INSTRUCTIONS FOR THE TASK> Your answer should be one number: how many lines of the records hold the string "приграничной".

RECORDS FOR THE EXERCISE>

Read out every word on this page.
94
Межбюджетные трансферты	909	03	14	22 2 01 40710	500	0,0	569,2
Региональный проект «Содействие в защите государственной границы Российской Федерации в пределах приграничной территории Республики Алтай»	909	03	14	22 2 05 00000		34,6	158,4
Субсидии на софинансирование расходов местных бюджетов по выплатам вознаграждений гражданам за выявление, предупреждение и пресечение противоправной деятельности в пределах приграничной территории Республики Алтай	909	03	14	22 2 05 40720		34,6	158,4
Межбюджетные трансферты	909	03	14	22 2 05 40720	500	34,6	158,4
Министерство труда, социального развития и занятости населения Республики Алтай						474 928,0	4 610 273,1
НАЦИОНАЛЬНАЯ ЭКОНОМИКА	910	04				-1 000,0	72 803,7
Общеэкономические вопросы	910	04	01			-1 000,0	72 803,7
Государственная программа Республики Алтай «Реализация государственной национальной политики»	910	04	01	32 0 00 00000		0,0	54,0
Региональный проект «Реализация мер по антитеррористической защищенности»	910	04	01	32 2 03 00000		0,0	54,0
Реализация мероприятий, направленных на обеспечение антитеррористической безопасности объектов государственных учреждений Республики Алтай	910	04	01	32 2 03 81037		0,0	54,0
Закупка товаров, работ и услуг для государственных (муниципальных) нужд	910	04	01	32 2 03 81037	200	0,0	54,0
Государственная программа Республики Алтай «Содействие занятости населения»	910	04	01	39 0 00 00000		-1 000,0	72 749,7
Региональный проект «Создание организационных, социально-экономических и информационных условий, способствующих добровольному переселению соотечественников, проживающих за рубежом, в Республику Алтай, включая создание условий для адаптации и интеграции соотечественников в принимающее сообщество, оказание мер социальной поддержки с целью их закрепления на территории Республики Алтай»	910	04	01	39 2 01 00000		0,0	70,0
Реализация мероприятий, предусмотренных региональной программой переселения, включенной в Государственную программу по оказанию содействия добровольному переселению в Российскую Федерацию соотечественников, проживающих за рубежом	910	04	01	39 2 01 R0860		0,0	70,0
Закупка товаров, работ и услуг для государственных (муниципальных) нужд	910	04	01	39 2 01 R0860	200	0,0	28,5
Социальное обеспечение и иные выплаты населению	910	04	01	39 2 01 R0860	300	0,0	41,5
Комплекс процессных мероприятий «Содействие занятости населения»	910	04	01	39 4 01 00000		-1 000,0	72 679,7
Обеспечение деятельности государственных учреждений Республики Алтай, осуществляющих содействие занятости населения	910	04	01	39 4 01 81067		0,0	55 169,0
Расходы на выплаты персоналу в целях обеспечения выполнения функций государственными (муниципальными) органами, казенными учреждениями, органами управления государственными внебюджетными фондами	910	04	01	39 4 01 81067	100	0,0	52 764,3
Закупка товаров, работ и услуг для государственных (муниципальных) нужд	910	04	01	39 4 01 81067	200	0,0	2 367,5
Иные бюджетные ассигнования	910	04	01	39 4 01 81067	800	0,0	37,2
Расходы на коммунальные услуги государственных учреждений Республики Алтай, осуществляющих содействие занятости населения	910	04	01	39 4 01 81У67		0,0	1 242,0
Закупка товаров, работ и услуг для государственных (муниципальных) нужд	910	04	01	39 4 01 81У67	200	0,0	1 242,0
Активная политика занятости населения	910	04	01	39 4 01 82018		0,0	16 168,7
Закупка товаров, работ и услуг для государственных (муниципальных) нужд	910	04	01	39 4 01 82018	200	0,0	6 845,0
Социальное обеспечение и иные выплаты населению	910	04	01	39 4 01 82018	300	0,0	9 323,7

COMPLETE ANSWER> 2